> [Stated exercise]
In your copy, include every line of the listing below exactly but none of the pictures.

· · · · ·

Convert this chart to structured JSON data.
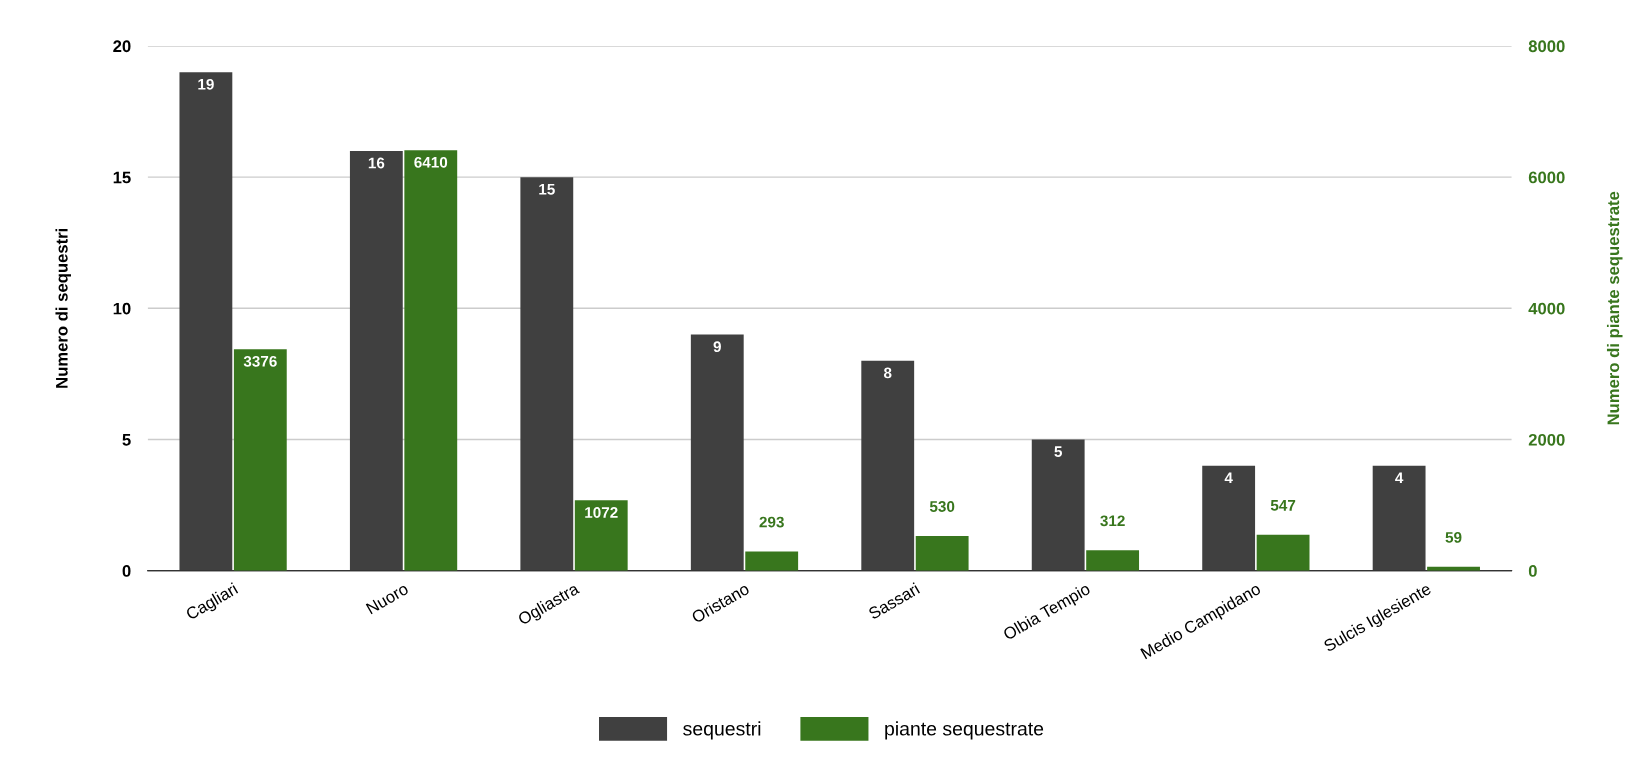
{
  "chart_data": {
    "type": "bar",
    "categories": [
      "Cagliari",
      "Nuoro",
      "Ogliastra",
      "Oristano",
      "Sassari",
      "Olbia Tempio",
      "Medio Campidano",
      "Sulcis Iglesiente"
    ],
    "series": [
      {
        "name": "sequestri",
        "color": "#404040",
        "values": [
          19,
          16,
          15,
          9,
          8,
          5,
          4,
          4
        ]
      },
      {
        "name": "piante sequestrate",
        "color": "#38761d",
        "axis": "y2",
        "values": [
          3376,
          6410,
          1072,
          293,
          530,
          312,
          547,
          59
        ]
      }
    ],
    "ylabel": "Numero di sequestri",
    "y2label": "Numero di piante sequestrate",
    "ylim": [
      0,
      20
    ],
    "yticks": [
      0,
      5,
      10,
      15,
      20
    ],
    "y2lim": [
      0,
      8000
    ],
    "y2ticks": [
      0,
      2000,
      4000,
      6000,
      8000
    ],
    "grid": "y",
    "legend": "bottom",
    "data_labels": true
  }
}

· · · · ·

> [Result]
Convert this chart to structured JSON data.
{
  "chart_data": {
    "type": "bar",
    "categories": [
      "Cagliari",
      "Nuoro",
      "Ogliastra",
      "Oristano",
      "Sassari",
      "Olbia Tempio",
      "Medio Campidano",
      "Sulcis Iglesiente"
    ],
    "series": [
      {
        "name": "sequestri",
        "color": "#404040",
        "values": [
          19,
          16,
          15,
          9,
          8,
          5,
          4,
          4
        ]
      },
      {
        "name": "piante sequestrate",
        "color": "#38761d",
        "axis": "y2",
        "values": [
          3376,
          6410,
          1072,
          293,
          530,
          312,
          547,
          59
        ]
      }
    ],
    "ylabel": "Numero di sequestri",
    "y2label": "Numero di piante sequestrate",
    "ylim": [
      0,
      20
    ],
    "yticks": [
      0,
      5,
      10,
      15,
      20
    ],
    "y2lim": [
      0,
      8000
    ],
    "y2ticks": [
      0,
      2000,
      4000,
      6000,
      8000
    ],
    "grid": "y",
    "legend": "bottom",
    "data_labels": true
  }
}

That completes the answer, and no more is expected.